Supplied material:
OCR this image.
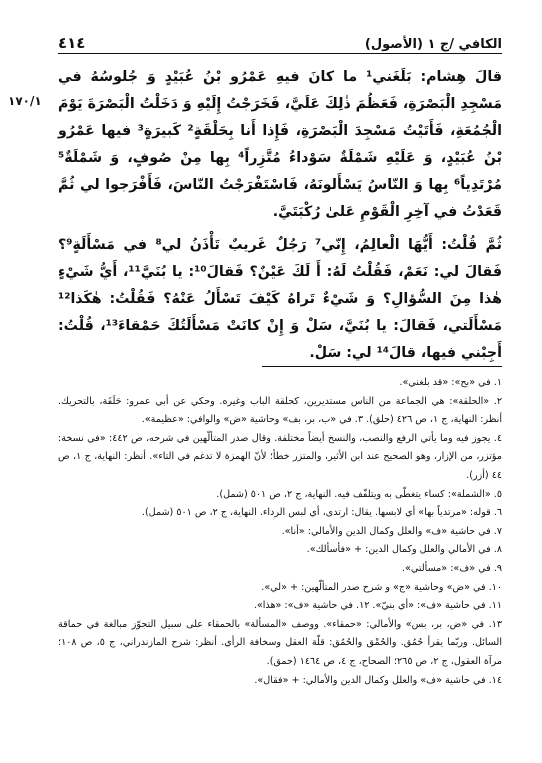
٤١٤	الكافي /ج ١ (الأصول)
١٧٠/١

قالَ هِشام: بَلَغَني¹ ما كانَ فيهِ عَمْرُو بْنُ عُبَيْدٍ وَ جُلوسُهُ في مَسْجِدِ الْبَصْرَةِ، فَعَظُمَ ذٰلِكَ عَلَيَّ، فَخَرَجْتُ إِلَيْهِ وَ دَخَلْتُ الْبَصْرَةَ يَوْمَ الْجُمُعَةِ، فَأَتَيْتُ مَسْجِدَ الْبَصْرَةِ، فَإِذا أَنا بِحَلْقَةٍ² كَبيرَةٍ³ فيها عَمْرُو بْنُ عُبَيْدٍ، وَ عَلَيْهِ شَمْلَةٌ سَوْداءُ مُتَّزِراً⁴ بِها مِنْ صُوفٍ، وَ شَمْلَةٌ⁵ مُرْتَدِياً⁶ بِها وَ النّاسُ يَسْأَلونَهُ، فَاسْتَفْرَجْتُ النّاسَ، فَأَفْرَجوا لي ثُمَّ قَعَدْتُ في آخِرِ الْقَوْمِ عَلىٰ رُكْبَتَيَّ.

ثُمَّ قُلْتُ: أَيُّهَا الْعالِمُ، إِنّي⁷ رَجُلٌ غَريبٌ تَأْذَنُ لي⁸ في مَسْأَلَةٍ⁹؟ فَقالَ لي: نَعَمْ، فَقُلْتُ لَهُ: أَ لَكَ عَيْنٌ؟ فَقالَ¹⁰: يا بُنَيَّ¹¹، أَيُّ شَيْءٍ هٰذا مِنَ السُّؤالِ؟ وَ شَيْءٌ تَراهُ كَيْفَ تَسْأَلُ عَنْهُ؟ فَقُلْتُ: هٰكَذا¹² مَسْأَلَتي، فَقالَ: يا بُنَيَّ، سَلْ وَ إِنْ كانَتْ مَسْأَلَتُكَ حَمْقاءَ¹³، قُلْتُ: أَجِبْني فيها، قالَ¹⁴ لي: سَلْ.

١. في «بح»: «قد بلغني».

٢. «الحلقة»: هي الجماعة من الناس مستديرين، كحلقة الباب وغيره. وحكي عن أبي عمرو: حَلَقَة، بالتحريك. أنظر: النهاية، ج ١، ص ٤٢٦ (حلق). ٣. في «ب، بر، بف» وحاشية «ض» والوافي: «عظيمة».

٤. يجوز فيه وما يأتي الرفع والنصب، والنسخ أيضاً مختلفة. وقال صدر المتألّهين في شرحه، ص ٤٤٢: «في نسخة: مؤتزر، من الإزار، وهو الصحيح عند ابن الأثير، والمتزر خطأ؛ لأنّ الهمزة لا تدغم في التاء». أنظر: النهاية، ج ١، ص ٤٤ (أزر).

٥. «الشملة»: كساء يتغطّى به ويتلفّف فيه. النهاية، ج ٢، ص ٥٠١ (شمل).

٦. قوله: «مرتدياً بها» أي لابسها. يقال: ارتدى، أي لبس الرداء. النهاية، ج ٢، ص ٥٠١ (شمل).

٧. في حاشية «ف» والعلل وكمال الدين والأمالي: «أنا».

٨. في الأمالي والعلل وكمال الدين: + «فأسألك».

٩. في «ف»: «مسألتي».

١٠. في «ض» وحاشية «ج» و شرح صدر المتألّهين: + «لي».

١١. في حاشية «ف»: «أي بنيّ». ١٢. في حاشية «ف»: «هذا».

١٣. في «ض، بر، بس» والأمالي: «حمقاء». ووصف «المسألة» بالحمقاء على سبيل التجوّز مبالغة في حماقة السائل. وربّما يقرأ حُمُق. والحُمْق والحُمُق: قلّة العقل وسخافة الرأي. أنظر: شرح المازندراني، ج ٥، ص ١٠٨؛ مرآة العقول، ج ٢، ص ٢٦٥؛ الصحاح، ج ٤، ص ١٤٦٤ (حمق).

١٤. في حاشية «ف» والعلل وكمال الدين والأمالي: + «فقال».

Task goal: Scan the data above and copy every line with "وكمال" in it.

Answer to this problem:
٧. في حاشية «ف» والعلل وكمال الدين والأمالي: «أنا».
٨. في الأمالي والعلل وكمال الدين: + «فأسألك».
١٤. في حاشية «ف» والعلل وكمال الدين والأمالي: + «فقال».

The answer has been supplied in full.